What this task involves:
Retype every entry in its entirety, without alteration.

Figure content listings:
☆ ☆ ☆ ☆ ☆

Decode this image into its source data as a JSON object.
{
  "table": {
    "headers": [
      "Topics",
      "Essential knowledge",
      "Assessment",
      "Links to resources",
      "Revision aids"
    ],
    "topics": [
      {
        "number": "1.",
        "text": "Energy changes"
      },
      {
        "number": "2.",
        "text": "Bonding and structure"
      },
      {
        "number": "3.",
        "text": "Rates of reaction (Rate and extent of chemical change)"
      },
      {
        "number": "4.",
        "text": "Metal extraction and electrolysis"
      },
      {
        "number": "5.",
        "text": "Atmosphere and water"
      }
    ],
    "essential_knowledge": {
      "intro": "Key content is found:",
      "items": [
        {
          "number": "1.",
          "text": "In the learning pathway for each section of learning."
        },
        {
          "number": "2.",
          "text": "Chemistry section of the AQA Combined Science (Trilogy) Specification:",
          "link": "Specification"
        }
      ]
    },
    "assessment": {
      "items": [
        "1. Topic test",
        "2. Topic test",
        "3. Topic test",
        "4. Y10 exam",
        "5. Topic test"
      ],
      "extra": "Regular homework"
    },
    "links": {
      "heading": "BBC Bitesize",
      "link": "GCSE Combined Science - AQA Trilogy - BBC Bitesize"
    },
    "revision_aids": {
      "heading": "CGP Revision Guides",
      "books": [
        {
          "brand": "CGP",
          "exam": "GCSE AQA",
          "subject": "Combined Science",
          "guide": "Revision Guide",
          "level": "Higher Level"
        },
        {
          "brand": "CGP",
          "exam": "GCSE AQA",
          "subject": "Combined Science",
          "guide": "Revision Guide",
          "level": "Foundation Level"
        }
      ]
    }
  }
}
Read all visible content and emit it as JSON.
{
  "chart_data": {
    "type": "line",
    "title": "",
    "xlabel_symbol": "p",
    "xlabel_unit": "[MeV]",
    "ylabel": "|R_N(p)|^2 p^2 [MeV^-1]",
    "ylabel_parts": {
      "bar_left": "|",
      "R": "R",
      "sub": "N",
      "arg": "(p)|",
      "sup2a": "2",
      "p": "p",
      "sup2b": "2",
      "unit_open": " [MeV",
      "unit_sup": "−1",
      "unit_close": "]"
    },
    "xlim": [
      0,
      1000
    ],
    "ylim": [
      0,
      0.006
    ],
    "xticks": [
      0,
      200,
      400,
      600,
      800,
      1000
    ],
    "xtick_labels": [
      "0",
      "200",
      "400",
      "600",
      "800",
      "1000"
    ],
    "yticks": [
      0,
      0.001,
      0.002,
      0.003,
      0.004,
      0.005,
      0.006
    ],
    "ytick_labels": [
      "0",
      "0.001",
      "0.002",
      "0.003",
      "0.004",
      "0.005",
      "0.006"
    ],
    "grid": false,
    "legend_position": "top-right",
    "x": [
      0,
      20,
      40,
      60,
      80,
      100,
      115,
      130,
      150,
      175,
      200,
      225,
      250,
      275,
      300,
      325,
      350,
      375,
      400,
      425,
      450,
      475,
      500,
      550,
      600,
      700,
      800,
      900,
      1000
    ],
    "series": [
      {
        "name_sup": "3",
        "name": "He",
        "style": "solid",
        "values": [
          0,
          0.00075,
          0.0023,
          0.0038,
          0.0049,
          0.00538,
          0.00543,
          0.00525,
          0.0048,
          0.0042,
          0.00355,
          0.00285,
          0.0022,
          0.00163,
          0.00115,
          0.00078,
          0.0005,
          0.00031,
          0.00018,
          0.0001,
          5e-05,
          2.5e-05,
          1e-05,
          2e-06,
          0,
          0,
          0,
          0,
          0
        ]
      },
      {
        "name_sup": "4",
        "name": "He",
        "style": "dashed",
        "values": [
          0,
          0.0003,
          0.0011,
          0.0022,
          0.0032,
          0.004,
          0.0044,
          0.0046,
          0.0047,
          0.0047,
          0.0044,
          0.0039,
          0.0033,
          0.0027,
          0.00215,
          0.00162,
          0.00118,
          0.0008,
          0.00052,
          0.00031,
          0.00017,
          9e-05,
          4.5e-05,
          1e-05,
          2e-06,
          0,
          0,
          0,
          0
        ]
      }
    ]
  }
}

☆ ☆ ☆ ☆ ☆

Written response:
Decode this image into its source data as a JSON object.
{
  "table": {
    "headers": [
      "Topics",
      "Essential knowledge",
      "Assessment",
      "Links to resources",
      "Revision aids"
    ],
    "topics": [
      {
        "number": "1.",
        "text": "Energy changes"
      },
      {
        "number": "2.",
        "text": "Bonding and structure"
      },
      {
        "number": "3.",
        "text": "Rates of reaction (Rate and extent of chemical change)"
      },
      {
        "number": "4.",
        "text": "Metal extraction and electrolysis"
      },
      {
        "number": "5.",
        "text": "Atmosphere and water"
      }
    ],
    "essential_knowledge": {
      "intro": "Key content is found:",
      "items": [
        {
          "number": "1.",
          "text": "In the learning pathway for each section of learning."
        },
        {
          "number": "2.",
          "text": "Chemistry section of the AQA Combined Science (Trilogy) Specification:",
          "link": "Specification"
        }
      ]
    },
    "assessment": {
      "items": [
        "1. Topic test",
        "2. Topic test",
        "3. Topic test",
        "4. Y10 exam",
        "5. Topic test"
      ],
      "extra": "Regular homework"
    },
    "links": {
      "heading": "BBC Bitesize",
      "link": "GCSE Combined Science - AQA Trilogy - BBC Bitesize"
    },
    "revision_aids": {
      "heading": "CGP Revision Guides",
      "books": [
        {
          "brand": "CGP",
          "exam": "GCSE AQA",
          "subject": "Combined Science",
          "guide": "Revision Guide",
          "level": "Higher Level"
        },
        {
          "brand": "CGP",
          "exam": "GCSE AQA",
          "subject": "Combined Science",
          "guide": "Revision Guide",
          "level": "Foundation Level"
        }
      ]
    }
  }
}
Read all visible content and emit it as JSON.
{
  "chart_data": {
    "type": "line",
    "title": "",
    "xlabel_symbol": "p",
    "xlabel_unit": "[MeV]",
    "ylabel": "|R_N(p)|^2 p^2 [MeV^-1]",
    "ylabel_parts": {
      "bar_left": "|",
      "R": "R",
      "sub": "N",
      "arg": "(p)|",
      "sup2a": "2",
      "p": "p",
      "sup2b": "2",
      "unit_open": " [MeV",
      "unit_sup": "−1",
      "unit_close": "]"
    },
    "xlim": [
      0,
      1000
    ],
    "ylim": [
      0,
      0.006
    ],
    "xticks": [
      0,
      200,
      400,
      600,
      800,
      1000
    ],
    "xtick_labels": [
      "0",
      "200",
      "400",
      "600",
      "800",
      "1000"
    ],
    "yticks": [
      0,
      0.001,
      0.002,
      0.003,
      0.004,
      0.005,
      0.006
    ],
    "ytick_labels": [
      "0",
      "0.001",
      "0.002",
      "0.003",
      "0.004",
      "0.005",
      "0.006"
    ],
    "grid": false,
    "legend_position": "top-right",
    "x": [
      0,
      20,
      40,
      60,
      80,
      100,
      115,
      130,
      150,
      175,
      200,
      225,
      250,
      275,
      300,
      325,
      350,
      375,
      400,
      425,
      450,
      475,
      500,
      550,
      600,
      700,
      800,
      900,
      1000
    ],
    "series": [
      {
        "name_sup": "3",
        "name": "He",
        "style": "solid",
        "values": [
          0,
          0.00075,
          0.0023,
          0.0038,
          0.0049,
          0.00538,
          0.00543,
          0.00525,
          0.0048,
          0.0042,
          0.00355,
          0.00285,
          0.0022,
          0.00163,
          0.00115,
          0.00078,
          0.0005,
          0.00031,
          0.00018,
          0.0001,
          5e-05,
          2.5e-05,
          1e-05,
          2e-06,
          0,
          0,
          0,
          0,
          0
        ]
      },
      {
        "name_sup": "4",
        "name": "He",
        "style": "dashed",
        "values": [
          0,
          0.0003,
          0.0011,
          0.0022,
          0.0032,
          0.004,
          0.0044,
          0.0046,
          0.0047,
          0.0047,
          0.0044,
          0.0039,
          0.0033,
          0.0027,
          0.00215,
          0.00162,
          0.00118,
          0.0008,
          0.00052,
          0.00031,
          0.00017,
          9e-05,
          4.5e-05,
          1e-05,
          2e-06,
          0,
          0,
          0,
          0
        ]
      }
    ]
  }
}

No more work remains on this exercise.